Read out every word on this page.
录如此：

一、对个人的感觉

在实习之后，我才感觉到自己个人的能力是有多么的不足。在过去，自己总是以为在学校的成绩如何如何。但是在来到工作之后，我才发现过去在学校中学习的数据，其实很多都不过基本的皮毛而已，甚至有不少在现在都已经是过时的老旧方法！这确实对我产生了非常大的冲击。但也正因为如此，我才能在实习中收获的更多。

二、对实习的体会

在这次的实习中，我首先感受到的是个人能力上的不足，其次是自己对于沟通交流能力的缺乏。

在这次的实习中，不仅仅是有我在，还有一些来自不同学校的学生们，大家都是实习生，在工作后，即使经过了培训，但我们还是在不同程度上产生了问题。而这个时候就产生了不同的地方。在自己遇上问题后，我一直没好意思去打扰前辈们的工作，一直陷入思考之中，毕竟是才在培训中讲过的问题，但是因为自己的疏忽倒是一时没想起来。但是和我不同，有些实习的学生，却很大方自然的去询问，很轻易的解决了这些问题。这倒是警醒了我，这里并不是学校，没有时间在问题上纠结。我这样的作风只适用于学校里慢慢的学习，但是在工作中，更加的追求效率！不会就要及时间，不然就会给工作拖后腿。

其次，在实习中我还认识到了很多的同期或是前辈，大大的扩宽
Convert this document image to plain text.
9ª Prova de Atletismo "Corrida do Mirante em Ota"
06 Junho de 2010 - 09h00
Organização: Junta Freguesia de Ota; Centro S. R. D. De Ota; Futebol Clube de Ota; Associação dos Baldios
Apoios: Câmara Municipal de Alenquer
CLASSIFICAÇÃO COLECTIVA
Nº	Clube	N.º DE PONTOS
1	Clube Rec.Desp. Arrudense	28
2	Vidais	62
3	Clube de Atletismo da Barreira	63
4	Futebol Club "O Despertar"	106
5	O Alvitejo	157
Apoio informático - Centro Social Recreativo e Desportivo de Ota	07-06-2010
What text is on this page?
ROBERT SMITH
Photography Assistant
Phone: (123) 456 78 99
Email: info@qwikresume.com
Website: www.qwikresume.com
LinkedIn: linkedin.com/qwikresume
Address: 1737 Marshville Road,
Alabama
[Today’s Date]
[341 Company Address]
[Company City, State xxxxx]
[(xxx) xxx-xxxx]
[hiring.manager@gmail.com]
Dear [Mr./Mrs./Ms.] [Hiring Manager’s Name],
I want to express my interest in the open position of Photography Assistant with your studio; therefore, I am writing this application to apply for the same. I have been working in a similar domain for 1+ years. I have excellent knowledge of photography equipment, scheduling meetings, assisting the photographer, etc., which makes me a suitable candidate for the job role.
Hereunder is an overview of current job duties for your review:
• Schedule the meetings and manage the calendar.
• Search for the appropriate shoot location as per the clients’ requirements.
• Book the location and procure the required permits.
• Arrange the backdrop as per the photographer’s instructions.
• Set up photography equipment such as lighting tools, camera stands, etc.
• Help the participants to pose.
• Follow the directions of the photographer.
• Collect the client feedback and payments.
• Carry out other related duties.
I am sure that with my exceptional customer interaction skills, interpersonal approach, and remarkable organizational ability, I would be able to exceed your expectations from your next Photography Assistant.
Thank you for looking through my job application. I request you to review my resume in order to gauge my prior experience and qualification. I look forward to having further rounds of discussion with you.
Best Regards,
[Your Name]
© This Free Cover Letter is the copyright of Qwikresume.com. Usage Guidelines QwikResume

> **Goal**: Write the whole listing out again. Keep every line exactly as it is.

> **Final result**:
Read out every word on this page.
录如此：

一、对个人的感觉

在实习之后，我才感觉到自己个人的能力是有多么的不足。在过去，自己总是以为在学校的成绩如何如何。但是在来到工作之后，我才发现过去在学校中学习的数据，其实很多都不过基本的皮毛而已，甚至有不少在现在都已经是过时的老旧方法！这确实对我产生了非常大的冲击。但也正因为如此，我才能在实习中收获的更多。

二、对实习的体会

在这次的实习中，我首先感受到的是个人能力上的不足，其次是自己对于沟通交流能力的缺乏。

在这次的实习中，不仅仅是有我在，还有一些来自不同学校的学生们，大家都是实习生，在工作后，即使经过了培训，但我们还是在不同程度上产生了问题。而这个时候就产生了不同的地方。在自己遇上问题后，我一直没好意思去打扰前辈们的工作，一直陷入思考之中，毕竟是才在培训中讲过的问题，但是因为自己的疏忽倒是一时没想起来。但是和我不同，有些实习的学生，却很大方自然的去询问，很轻易的解决了这些问题。这倒是警醒了我，这里并不是学校，没有时间在问题上纠结。我这样的作风只适用于学校里慢慢的学习，但是在工作中，更加的追求效率！不会就要及时间，不然就会给工作拖后腿。

其次，在实习中我还认识到了很多的同期或是前辈，大大的扩宽
Convert this document image to plain text.
9ª Prova de Atletismo "Corrida do Mirante em Ota"
06 Junho de 2010 - 09h00
Organização: Junta Freguesia de Ota; Centro S. R. D. De Ota; Futebol Clube de Ota; Associação dos Baldios
Apoios: Câmara Municipal de Alenquer
CLASSIFICAÇÃO COLECTIVA
Nº	Clube	N.º DE PONTOS
1	Clube Rec.Desp. Arrudense	28
2	Vidais	62
3	Clube de Atletismo da Barreira	63
4	Futebol Club "O Despertar"	106
5	O Alvitejo	157
Apoio informático - Centro Social Recreativo e Desportivo de Ota	07-06-2010
What text is on this page?
ROBERT SMITH
Photography Assistant
Phone: (123) 456 78 99
Email: info@qwikresume.com
Website: www.qwikresume.com
LinkedIn: linkedin.com/qwikresume
Address: 1737 Marshville Road,
Alabama
[Today’s Date]
[341 Company Address]
[Company City, State xxxxx]
[(xxx) xxx-xxxx]
[hiring.manager@gmail.com]
Dear [Mr./Mrs./Ms.] [Hiring Manager’s Name],
I want to express my interest in the open position of Photography Assistant with your studio; therefore, I am writing this application to apply for the same. I have been working in a similar domain for 1+ years. I have excellent knowledge of photography equipment, scheduling meetings, assisting the photographer, etc., which makes me a suitable candidate for the job role.
Hereunder is an overview of current job duties for your review:
• Schedule the meetings and manage the calendar.
• Search for the appropriate shoot location as per the clients’ requirements.
• Book the location and procure the required permits.
• Arrange the backdrop as per the photographer’s instructions.
• Set up photography equipment such as lighting tools, camera stands, etc.
• Help the participants to pose.
• Follow the directions of the photographer.
• Collect the client feedback and payments.
• Carry out other related duties.
I am sure that with my exceptional customer interaction skills, interpersonal approach, and remarkable organizational ability, I would be able to exceed your expectations from your next Photography Assistant.
Thank you for looking through my job application. I request you to review my resume in order to gauge my prior experience and qualification. I look forward to having further rounds of discussion with you.
Best Regards,
[Your Name]
© This Free Cover Letter is the copyright of Qwikresume.com. Usage Guidelines QwikResume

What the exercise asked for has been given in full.